_Exercise details_
Present the following data again exactly as it is shown.

_Data_
____________________
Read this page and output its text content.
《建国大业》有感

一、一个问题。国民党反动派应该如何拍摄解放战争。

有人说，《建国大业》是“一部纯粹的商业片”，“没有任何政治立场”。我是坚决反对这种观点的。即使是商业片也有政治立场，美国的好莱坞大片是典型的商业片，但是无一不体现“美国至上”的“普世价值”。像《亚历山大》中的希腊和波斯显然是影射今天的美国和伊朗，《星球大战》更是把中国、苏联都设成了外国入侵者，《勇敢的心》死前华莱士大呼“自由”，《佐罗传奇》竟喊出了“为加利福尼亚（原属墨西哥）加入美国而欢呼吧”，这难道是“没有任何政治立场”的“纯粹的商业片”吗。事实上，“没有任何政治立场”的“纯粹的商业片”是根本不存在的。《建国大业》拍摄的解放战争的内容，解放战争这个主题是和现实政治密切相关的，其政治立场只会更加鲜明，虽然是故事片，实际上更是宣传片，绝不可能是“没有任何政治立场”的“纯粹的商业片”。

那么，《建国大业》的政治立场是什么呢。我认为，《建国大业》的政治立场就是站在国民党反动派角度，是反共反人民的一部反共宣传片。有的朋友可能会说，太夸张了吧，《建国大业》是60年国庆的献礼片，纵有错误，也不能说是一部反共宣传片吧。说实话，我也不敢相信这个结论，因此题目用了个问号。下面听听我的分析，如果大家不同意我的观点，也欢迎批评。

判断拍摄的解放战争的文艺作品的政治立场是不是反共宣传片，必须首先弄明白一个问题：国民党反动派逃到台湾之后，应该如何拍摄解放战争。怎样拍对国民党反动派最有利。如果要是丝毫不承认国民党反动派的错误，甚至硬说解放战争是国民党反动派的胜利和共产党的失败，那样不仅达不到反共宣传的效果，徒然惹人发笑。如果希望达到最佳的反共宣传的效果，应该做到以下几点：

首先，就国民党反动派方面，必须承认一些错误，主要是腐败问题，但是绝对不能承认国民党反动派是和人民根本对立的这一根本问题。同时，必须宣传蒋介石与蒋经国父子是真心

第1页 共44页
____________________
_Task answer_
Read this page and output its text content.
《建国大业》有感

一、一个问题。国民党反动派应该如何拍摄解放战争。

有人说，《建国大业》是“一部纯粹的商业片”，“没有任何政治立场”。我是坚决反对这种观点的。即使是商业片也有政治立场，美国的好莱坞大片是典型的商业片，但是无一不体现“美国至上”的“普世价值”。像《亚历山大》中的希腊和波斯显然是影射今天的美国和伊朗，《星球大战》更是把中国、苏联都设成了外国入侵者，《勇敢的心》死前华莱士大呼“自由”，《佐罗传奇》竟喊出了“为加利福尼亚（原属墨西哥）加入美国而欢呼吧”，这难道是“没有任何政治立场”的“纯粹的商业片”吗。事实上，“没有任何政治立场”的“纯粹的商业片”是根本不存在的。《建国大业》拍摄的解放战争的内容，解放战争这个主题是和现实政治密切相关的，其政治立场只会更加鲜明，虽然是故事片，实际上更是宣传片，绝不可能是“没有任何政治立场”的“纯粹的商业片”。

那么，《建国大业》的政治立场是什么呢。我认为，《建国大业》的政治立场就是站在国民党反动派角度，是反共反人民的一部反共宣传片。有的朋友可能会说，太夸张了吧，《建国大业》是60年国庆的献礼片，纵有错误，也不能说是一部反共宣传片吧。说实话，我也不敢相信这个结论，因此题目用了个问号。下面听听我的分析，如果大家不同意我的观点，也欢迎批评。

判断拍摄的解放战争的文艺作品的政治立场是不是反共宣传片，必须首先弄明白一个问题：国民党反动派逃到台湾之后，应该如何拍摄解放战争。怎样拍对国民党反动派最有利。如果要是丝毫不承认国民党反动派的错误，甚至硬说解放战争是国民党反动派的胜利和共产党的失败，那样不仅达不到反共宣传的效果，徒然惹人发笑。如果希望达到最佳的反共宣传的效果，应该做到以下几点：

首先，就国民党反动派方面，必须承认一些错误，主要是腐败问题，但是绝对不能承认国民党反动派是和人民根本对立的这一根本问题。同时，必须宣传蒋介石与蒋经国父子是真心

第1页 共44页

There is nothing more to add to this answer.